_REQUIRED TASK_.
Copy all lines that contain the word "JSON".

_EXERCISE MATERIALS_.
BEGIN
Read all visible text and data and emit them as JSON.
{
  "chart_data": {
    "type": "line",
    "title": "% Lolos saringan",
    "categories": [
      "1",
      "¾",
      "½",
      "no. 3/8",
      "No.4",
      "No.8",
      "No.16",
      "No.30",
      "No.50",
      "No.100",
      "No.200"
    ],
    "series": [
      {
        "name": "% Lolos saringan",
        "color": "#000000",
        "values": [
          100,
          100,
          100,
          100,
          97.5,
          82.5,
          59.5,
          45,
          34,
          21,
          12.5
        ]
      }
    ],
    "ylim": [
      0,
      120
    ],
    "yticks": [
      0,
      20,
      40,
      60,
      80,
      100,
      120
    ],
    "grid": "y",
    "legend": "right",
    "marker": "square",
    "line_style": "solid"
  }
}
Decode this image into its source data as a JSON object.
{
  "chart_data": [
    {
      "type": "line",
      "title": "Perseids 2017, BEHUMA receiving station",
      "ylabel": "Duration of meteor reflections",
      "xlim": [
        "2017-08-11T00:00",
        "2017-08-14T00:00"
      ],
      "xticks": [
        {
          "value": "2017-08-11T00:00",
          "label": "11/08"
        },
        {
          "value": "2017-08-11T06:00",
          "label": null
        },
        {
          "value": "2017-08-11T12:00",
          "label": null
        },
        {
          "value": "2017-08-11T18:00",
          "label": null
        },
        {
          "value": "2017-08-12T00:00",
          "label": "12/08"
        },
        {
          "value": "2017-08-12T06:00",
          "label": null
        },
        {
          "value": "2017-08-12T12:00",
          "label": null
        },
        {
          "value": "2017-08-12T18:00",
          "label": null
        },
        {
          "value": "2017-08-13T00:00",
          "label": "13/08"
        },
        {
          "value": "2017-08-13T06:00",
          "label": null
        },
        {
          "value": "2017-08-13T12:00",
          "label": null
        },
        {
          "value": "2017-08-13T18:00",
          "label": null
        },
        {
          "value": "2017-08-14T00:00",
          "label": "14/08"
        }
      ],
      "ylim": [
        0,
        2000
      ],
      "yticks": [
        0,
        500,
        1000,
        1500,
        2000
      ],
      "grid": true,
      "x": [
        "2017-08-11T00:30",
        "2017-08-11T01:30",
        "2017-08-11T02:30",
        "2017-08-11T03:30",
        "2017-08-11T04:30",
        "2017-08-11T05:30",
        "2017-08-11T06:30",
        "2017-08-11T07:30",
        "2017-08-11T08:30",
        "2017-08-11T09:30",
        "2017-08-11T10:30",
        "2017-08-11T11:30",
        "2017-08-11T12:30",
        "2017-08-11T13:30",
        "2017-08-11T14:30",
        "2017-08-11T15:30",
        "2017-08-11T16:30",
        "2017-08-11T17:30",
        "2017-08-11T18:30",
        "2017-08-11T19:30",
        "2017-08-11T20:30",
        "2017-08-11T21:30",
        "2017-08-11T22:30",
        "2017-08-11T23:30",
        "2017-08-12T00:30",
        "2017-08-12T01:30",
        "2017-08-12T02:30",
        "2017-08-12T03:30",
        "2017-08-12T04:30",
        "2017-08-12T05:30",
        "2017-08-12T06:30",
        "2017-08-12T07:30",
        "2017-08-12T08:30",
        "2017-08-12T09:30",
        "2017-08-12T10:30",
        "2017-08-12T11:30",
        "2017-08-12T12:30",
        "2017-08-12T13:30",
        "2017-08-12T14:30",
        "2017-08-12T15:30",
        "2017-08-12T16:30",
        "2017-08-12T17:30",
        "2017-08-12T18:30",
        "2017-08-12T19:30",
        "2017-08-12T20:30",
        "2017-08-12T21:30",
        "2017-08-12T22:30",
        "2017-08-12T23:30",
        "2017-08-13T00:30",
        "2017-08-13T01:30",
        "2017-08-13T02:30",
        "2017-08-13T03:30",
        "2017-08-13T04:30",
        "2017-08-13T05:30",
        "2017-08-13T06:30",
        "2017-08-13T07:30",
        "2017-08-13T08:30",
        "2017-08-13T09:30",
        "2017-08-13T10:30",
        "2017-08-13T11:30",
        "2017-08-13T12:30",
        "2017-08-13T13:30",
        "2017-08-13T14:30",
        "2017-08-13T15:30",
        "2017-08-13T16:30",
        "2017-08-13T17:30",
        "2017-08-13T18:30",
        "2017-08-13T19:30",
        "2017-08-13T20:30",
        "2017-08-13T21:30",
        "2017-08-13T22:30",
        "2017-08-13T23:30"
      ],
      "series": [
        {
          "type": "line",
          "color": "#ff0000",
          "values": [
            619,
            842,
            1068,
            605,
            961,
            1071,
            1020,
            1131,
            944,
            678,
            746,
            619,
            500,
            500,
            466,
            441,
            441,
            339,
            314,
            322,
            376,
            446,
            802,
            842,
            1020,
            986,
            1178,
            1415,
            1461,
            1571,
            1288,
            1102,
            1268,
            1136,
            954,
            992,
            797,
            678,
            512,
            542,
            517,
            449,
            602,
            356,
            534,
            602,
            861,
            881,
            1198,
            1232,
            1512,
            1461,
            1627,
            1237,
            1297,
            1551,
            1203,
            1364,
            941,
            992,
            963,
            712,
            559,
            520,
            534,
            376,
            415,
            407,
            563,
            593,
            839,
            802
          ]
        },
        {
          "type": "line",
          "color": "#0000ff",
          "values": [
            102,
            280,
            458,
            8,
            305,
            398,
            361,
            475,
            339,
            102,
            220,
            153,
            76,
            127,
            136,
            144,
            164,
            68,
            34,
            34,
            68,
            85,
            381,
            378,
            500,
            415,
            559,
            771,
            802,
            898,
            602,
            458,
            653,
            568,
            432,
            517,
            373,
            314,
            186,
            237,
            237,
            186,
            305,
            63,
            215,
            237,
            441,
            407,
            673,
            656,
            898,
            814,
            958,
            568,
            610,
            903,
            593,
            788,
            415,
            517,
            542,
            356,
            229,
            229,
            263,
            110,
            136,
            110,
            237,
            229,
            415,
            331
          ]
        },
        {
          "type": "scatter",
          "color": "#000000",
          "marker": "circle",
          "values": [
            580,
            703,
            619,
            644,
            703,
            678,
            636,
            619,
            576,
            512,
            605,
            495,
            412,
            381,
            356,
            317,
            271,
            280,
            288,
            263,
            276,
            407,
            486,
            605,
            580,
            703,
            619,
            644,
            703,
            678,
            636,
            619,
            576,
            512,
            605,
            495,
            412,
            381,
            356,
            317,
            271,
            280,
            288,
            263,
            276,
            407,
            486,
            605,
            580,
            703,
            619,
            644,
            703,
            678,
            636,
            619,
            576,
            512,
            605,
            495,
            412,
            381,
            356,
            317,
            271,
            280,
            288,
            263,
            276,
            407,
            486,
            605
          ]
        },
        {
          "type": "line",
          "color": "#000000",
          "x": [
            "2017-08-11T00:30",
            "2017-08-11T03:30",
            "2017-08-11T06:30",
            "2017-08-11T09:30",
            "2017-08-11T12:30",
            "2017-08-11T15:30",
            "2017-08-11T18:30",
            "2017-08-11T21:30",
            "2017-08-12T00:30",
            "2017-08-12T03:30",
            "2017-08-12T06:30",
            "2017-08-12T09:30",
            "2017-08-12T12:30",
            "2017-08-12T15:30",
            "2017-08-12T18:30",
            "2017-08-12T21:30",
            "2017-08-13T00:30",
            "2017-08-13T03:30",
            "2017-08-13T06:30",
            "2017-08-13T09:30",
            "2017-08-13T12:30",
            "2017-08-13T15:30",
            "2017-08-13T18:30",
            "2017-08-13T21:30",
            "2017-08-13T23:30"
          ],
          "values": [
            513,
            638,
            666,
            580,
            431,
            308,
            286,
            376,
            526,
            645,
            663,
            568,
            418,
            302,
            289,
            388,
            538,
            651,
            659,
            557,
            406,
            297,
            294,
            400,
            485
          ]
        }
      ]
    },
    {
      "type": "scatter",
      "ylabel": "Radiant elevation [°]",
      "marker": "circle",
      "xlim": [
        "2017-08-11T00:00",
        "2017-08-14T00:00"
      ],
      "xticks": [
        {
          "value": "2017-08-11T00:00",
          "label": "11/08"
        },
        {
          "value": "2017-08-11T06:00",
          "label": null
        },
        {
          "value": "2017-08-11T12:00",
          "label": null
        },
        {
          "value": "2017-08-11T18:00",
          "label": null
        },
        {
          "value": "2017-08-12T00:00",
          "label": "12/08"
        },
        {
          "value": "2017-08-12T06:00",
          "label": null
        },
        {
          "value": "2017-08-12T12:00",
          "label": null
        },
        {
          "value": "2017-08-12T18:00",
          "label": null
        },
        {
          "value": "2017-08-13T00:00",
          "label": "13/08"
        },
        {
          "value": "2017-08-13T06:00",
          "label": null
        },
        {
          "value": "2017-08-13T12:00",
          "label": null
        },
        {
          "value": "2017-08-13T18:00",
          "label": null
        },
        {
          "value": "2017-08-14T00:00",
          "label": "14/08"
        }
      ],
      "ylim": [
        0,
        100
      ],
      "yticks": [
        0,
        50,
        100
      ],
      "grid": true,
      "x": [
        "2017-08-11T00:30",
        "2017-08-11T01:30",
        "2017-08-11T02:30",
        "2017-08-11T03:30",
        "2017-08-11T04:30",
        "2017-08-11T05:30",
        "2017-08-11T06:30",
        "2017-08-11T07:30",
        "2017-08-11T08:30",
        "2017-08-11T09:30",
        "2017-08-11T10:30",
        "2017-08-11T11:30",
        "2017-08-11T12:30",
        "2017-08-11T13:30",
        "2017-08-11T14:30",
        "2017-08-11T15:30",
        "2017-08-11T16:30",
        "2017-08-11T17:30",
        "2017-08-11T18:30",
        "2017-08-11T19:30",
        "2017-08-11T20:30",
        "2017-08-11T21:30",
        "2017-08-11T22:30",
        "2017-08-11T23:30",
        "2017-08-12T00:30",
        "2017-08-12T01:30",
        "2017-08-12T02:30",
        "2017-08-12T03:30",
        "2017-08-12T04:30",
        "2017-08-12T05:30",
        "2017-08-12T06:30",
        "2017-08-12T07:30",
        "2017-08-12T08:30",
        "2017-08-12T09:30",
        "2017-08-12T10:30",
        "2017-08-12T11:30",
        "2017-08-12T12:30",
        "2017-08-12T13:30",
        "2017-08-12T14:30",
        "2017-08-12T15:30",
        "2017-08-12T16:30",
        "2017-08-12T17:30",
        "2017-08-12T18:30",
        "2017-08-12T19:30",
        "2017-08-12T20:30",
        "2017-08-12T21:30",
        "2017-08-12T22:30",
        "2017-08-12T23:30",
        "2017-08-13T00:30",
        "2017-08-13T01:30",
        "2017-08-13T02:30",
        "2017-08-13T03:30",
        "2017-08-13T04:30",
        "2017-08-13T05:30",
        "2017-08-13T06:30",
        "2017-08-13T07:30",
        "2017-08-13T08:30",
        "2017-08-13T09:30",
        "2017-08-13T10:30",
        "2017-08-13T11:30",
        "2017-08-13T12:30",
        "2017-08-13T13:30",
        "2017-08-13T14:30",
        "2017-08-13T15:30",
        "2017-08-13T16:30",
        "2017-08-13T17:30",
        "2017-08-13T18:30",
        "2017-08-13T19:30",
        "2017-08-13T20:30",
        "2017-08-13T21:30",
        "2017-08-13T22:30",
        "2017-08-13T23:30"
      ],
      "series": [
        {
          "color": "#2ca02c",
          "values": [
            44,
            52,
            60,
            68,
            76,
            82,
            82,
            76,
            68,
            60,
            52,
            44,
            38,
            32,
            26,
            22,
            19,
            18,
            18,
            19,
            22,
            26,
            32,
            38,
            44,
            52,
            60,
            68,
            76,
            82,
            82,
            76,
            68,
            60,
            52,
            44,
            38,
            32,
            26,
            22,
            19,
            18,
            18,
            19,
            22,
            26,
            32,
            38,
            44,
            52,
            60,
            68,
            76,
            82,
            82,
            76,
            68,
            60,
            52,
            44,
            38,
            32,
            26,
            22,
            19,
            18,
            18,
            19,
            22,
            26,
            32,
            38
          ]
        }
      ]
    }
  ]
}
END
_RESPONSE TO THIS EXERCISE_.
Read all visible text and data and emit them as JSON.
Decode this image into its source data as a JSON object.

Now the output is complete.